# Task directions:
Give a verbatim quotation of every record.

(Stored items)
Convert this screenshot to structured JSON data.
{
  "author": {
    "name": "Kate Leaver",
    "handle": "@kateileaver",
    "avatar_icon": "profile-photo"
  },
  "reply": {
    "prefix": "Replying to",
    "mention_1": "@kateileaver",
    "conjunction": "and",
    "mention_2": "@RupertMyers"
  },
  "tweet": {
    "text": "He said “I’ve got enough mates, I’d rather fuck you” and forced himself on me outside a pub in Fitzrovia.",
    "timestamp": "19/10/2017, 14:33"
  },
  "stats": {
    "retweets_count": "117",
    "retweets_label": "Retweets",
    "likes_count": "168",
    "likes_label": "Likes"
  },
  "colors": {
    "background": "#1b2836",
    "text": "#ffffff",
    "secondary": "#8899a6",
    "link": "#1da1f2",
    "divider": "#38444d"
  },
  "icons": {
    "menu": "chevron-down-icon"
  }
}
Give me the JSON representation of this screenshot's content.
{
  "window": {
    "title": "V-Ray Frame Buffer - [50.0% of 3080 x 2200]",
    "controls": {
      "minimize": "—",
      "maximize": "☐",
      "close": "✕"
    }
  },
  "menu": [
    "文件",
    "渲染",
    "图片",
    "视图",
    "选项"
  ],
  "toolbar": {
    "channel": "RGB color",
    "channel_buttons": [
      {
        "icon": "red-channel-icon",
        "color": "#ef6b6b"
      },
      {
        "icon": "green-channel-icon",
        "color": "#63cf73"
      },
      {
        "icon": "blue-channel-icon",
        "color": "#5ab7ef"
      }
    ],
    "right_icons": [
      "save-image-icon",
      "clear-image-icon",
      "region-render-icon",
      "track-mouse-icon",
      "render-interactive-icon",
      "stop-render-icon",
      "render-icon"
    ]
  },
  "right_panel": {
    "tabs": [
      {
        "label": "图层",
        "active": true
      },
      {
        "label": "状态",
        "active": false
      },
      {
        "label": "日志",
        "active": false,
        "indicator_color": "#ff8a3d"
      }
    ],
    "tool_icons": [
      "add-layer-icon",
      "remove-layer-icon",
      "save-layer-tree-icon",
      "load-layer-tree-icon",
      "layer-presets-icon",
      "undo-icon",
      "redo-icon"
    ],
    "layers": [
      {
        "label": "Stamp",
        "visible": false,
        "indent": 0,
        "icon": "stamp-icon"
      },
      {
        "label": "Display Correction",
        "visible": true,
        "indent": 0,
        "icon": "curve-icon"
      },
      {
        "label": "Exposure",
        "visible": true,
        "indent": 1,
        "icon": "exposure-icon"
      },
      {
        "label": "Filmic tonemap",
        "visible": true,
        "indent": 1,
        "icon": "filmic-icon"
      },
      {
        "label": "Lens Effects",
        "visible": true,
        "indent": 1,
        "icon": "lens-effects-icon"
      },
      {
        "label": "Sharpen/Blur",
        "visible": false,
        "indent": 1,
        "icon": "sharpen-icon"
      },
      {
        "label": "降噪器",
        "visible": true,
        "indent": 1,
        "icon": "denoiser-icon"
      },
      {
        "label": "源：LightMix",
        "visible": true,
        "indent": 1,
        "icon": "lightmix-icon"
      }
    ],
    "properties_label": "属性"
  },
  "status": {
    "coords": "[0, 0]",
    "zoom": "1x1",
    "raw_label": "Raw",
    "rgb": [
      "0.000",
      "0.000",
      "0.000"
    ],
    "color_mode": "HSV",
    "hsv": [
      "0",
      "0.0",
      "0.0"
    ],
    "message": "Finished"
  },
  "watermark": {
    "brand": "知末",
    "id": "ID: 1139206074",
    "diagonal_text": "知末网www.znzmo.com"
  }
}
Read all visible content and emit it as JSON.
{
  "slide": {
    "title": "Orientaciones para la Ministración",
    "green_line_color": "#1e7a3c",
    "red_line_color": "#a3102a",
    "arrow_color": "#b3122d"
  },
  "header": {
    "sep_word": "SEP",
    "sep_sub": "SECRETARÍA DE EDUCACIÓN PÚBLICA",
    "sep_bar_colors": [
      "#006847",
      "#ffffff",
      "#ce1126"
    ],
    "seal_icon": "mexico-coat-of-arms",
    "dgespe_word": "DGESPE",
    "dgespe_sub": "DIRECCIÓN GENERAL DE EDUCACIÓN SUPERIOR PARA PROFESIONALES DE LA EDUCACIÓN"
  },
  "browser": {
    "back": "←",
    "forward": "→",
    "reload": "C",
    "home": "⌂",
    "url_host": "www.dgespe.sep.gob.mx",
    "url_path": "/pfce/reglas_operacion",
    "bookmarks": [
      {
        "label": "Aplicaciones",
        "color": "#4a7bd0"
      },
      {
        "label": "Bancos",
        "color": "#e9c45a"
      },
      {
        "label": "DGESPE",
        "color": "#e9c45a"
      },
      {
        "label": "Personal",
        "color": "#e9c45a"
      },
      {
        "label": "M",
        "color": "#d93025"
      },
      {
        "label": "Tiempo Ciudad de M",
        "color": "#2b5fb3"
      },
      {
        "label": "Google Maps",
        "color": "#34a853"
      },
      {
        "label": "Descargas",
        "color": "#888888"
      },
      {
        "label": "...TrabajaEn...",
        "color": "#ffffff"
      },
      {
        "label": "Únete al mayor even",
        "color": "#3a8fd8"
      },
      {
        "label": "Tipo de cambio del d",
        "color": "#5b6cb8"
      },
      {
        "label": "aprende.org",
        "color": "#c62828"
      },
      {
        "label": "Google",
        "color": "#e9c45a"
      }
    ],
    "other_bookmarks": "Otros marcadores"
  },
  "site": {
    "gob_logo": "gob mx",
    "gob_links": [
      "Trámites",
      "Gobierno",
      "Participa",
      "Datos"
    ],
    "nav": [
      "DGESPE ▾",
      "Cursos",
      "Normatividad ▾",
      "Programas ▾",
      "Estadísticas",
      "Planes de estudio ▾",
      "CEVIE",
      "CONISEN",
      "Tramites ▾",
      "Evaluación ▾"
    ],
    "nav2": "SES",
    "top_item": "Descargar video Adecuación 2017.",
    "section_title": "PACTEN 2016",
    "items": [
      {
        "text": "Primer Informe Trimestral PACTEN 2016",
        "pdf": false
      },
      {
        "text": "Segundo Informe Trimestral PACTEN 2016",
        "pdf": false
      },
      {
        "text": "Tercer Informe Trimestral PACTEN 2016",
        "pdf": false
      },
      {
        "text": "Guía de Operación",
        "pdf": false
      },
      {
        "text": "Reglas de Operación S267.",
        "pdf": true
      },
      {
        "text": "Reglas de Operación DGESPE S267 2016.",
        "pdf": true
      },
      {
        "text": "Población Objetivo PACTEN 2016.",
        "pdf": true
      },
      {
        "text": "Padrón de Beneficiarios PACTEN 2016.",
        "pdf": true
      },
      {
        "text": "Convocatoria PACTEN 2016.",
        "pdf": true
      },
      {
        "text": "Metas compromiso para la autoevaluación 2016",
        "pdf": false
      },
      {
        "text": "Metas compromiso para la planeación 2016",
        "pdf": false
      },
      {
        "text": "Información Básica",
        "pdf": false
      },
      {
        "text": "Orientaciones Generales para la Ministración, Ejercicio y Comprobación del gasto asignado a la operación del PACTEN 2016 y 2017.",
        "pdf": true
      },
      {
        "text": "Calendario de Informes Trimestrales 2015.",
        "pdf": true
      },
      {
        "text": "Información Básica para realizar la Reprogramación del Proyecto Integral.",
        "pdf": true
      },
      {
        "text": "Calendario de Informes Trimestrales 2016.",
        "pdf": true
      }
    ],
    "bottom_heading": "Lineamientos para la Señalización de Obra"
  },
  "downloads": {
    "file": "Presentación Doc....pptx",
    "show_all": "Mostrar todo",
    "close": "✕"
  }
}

# The output:
Convert this screenshot to structured JSON data.
{
  "author": {
    "name": "Kate Leaver",
    "handle": "@kateileaver",
    "avatar_icon": "profile-photo"
  },
  "reply": {
    "prefix": "Replying to",
    "mention_1": "@kateileaver",
    "conjunction": "and",
    "mention_2": "@RupertMyers"
  },
  "tweet": {
    "text": "He said “I’ve got enough mates, I’d rather fuck you” and forced himself on me outside a pub in Fitzrovia.",
    "timestamp": "19/10/2017, 14:33"
  },
  "stats": {
    "retweets_count": "117",
    "retweets_label": "Retweets",
    "likes_count": "168",
    "likes_label": "Likes"
  },
  "colors": {
    "background": "#1b2836",
    "text": "#ffffff",
    "secondary": "#8899a6",
    "link": "#1da1f2",
    "divider": "#38444d"
  },
  "icons": {
    "menu": "chevron-down-icon"
  }
}
Give me the JSON representation of this screenshot's content.
{
  "window": {
    "title": "V-Ray Frame Buffer - [50.0% of 3080 x 2200]",
    "controls": {
      "minimize": "—",
      "maximize": "☐",
      "close": "✕"
    }
  },
  "menu": [
    "文件",
    "渲染",
    "图片",
    "视图",
    "选项"
  ],
  "toolbar": {
    "channel": "RGB color",
    "channel_buttons": [
      {
        "icon": "red-channel-icon",
        "color": "#ef6b6b"
      },
      {
        "icon": "green-channel-icon",
        "color": "#63cf73"
      },
      {
        "icon": "blue-channel-icon",
        "color": "#5ab7ef"
      }
    ],
    "right_icons": [
      "save-image-icon",
      "clear-image-icon",
      "region-render-icon",
      "track-mouse-icon",
      "render-interactive-icon",
      "stop-render-icon",
      "render-icon"
    ]
  },
  "right_panel": {
    "tabs": [
      {
        "label": "图层",
        "active": true
      },
      {
        "label": "状态",
        "active": false
      },
      {
        "label": "日志",
        "active": false,
        "indicator_color": "#ff8a3d"
      }
    ],
    "tool_icons": [
      "add-layer-icon",
      "remove-layer-icon",
      "save-layer-tree-icon",
      "load-layer-tree-icon",
      "layer-presets-icon",
      "undo-icon",
      "redo-icon"
    ],
    "layers": [
      {
        "label": "Stamp",
        "visible": false,
        "indent": 0,
        "icon": "stamp-icon"
      },
      {
        "label": "Display Correction",
        "visible": true,
        "indent": 0,
        "icon": "curve-icon"
      },
      {
        "label": "Exposure",
        "visible": true,
        "indent": 1,
        "icon": "exposure-icon"
      },
      {
        "label": "Filmic tonemap",
        "visible": true,
        "indent": 1,
        "icon": "filmic-icon"
      },
      {
        "label": "Lens Effects",
        "visible": true,
        "indent": 1,
        "icon": "lens-effects-icon"
      },
      {
        "label": "Sharpen/Blur",
        "visible": false,
        "indent": 1,
        "icon": "sharpen-icon"
      },
      {
        "label": "降噪器",
        "visible": true,
        "indent": 1,
        "icon": "denoiser-icon"
      },
      {
        "label": "源：LightMix",
        "visible": true,
        "indent": 1,
        "icon": "lightmix-icon"
      }
    ],
    "properties_label": "属性"
  },
  "status": {
    "coords": "[0, 0]",
    "zoom": "1x1",
    "raw_label": "Raw",
    "rgb": [
      "0.000",
      "0.000",
      "0.000"
    ],
    "color_mode": "HSV",
    "hsv": [
      "0",
      "0.0",
      "0.0"
    ],
    "message": "Finished"
  },
  "watermark": {
    "brand": "知末",
    "id": "ID: 1139206074",
    "diagonal_text": "知末网www.znzmo.com"
  }
}
Read all visible content and emit it as JSON.
{
  "slide": {
    "title": "Orientaciones para la Ministración",
    "green_line_color": "#1e7a3c",
    "red_line_color": "#a3102a",
    "arrow_color": "#b3122d"
  },
  "header": {
    "sep_word": "SEP",
    "sep_sub": "SECRETARÍA DE EDUCACIÓN PÚBLICA",
    "sep_bar_colors": [
      "#006847",
      "#ffffff",
      "#ce1126"
    ],
    "seal_icon": "mexico-coat-of-arms",
    "dgespe_word": "DGESPE",
    "dgespe_sub": "DIRECCIÓN GENERAL DE EDUCACIÓN SUPERIOR PARA PROFESIONALES DE LA EDUCACIÓN"
  },
  "browser": {
    "back": "←",
    "forward": "→",
    "reload": "C",
    "home": "⌂",
    "url_host": "www.dgespe.sep.gob.mx",
    "url_path": "/pfce/reglas_operacion",
    "bookmarks": [
      {
        "label": "Aplicaciones",
        "color": "#4a7bd0"
      },
      {
        "label": "Bancos",
        "color": "#e9c45a"
      },
      {
        "label": "DGESPE",
        "color": "#e9c45a"
      },
      {
        "label": "Personal",
        "color": "#e9c45a"
      },
      {
        "label": "M",
        "color": "#d93025"
      },
      {
        "label": "Tiempo Ciudad de M",
        "color": "#2b5fb3"
      },
      {
        "label": "Google Maps",
        "color": "#34a853"
      },
      {
        "label": "Descargas",
        "color": "#888888"
      },
      {
        "label": "...TrabajaEn...",
        "color": "#ffffff"
      },
      {
        "label": "Únete al mayor even",
        "color": "#3a8fd8"
      },
      {
        "label": "Tipo de cambio del d",
        "color": "#5b6cb8"
      },
      {
        "label": "aprende.org",
        "color": "#c62828"
      },
      {
        "label": "Google",
        "color": "#e9c45a"
      }
    ],
    "other_bookmarks": "Otros marcadores"
  },
  "site": {
    "gob_logo": "gob mx",
    "gob_links": [
      "Trámites",
      "Gobierno",
      "Participa",
      "Datos"
    ],
    "nav": [
      "DGESPE ▾",
      "Cursos",
      "Normatividad ▾",
      "Programas ▾",
      "Estadísticas",
      "Planes de estudio ▾",
      "CEVIE",
      "CONISEN",
      "Tramites ▾",
      "Evaluación ▾"
    ],
    "nav2": "SES",
    "top_item": "Descargar video Adecuación 2017.",
    "section_title": "PACTEN 2016",
    "items": [
      {
        "text": "Primer Informe Trimestral PACTEN 2016",
        "pdf": false
      },
      {
        "text": "Segundo Informe Trimestral PACTEN 2016",
        "pdf": false
      },
      {
        "text": "Tercer Informe Trimestral PACTEN 2016",
        "pdf": false
      },
      {
        "text": "Guía de Operación",
        "pdf": false
      },
      {
        "text": "Reglas de Operación S267.",
        "pdf": true
      },
      {
        "text": "Reglas de Operación DGESPE S267 2016.",
        "pdf": true
      },
      {
        "text": "Población Objetivo PACTEN 2016.",
        "pdf": true
      },
      {
        "text": "Padrón de Beneficiarios PACTEN 2016.",
        "pdf": true
      },
      {
        "text": "Convocatoria PACTEN 2016.",
        "pdf": true
      },
      {
        "text": "Metas compromiso para la autoevaluación 2016",
        "pdf": false
      },
      {
        "text": "Metas compromiso para la planeación 2016",
        "pdf": false
      },
      {
        "text": "Información Básica",
        "pdf": false
      },
      {
        "text": "Orientaciones Generales para la Ministración, Ejercicio y Comprobación del gasto asignado a la operación del PACTEN 2016 y 2017.",
        "pdf": true
      },
      {
        "text": "Calendario de Informes Trimestrales 2015.",
        "pdf": true
      },
      {
        "text": "Información Básica para realizar la Reprogramación del Proyecto Integral.",
        "pdf": true
      },
      {
        "text": "Calendario de Informes Trimestrales 2016.",
        "pdf": true
      }
    ],
    "bottom_heading": "Lineamientos para la Señalización de Obra"
  },
  "downloads": {
    "file": "Presentación Doc....pptx",
    "show_all": "Mostrar todo",
    "close": "✕"
  }
}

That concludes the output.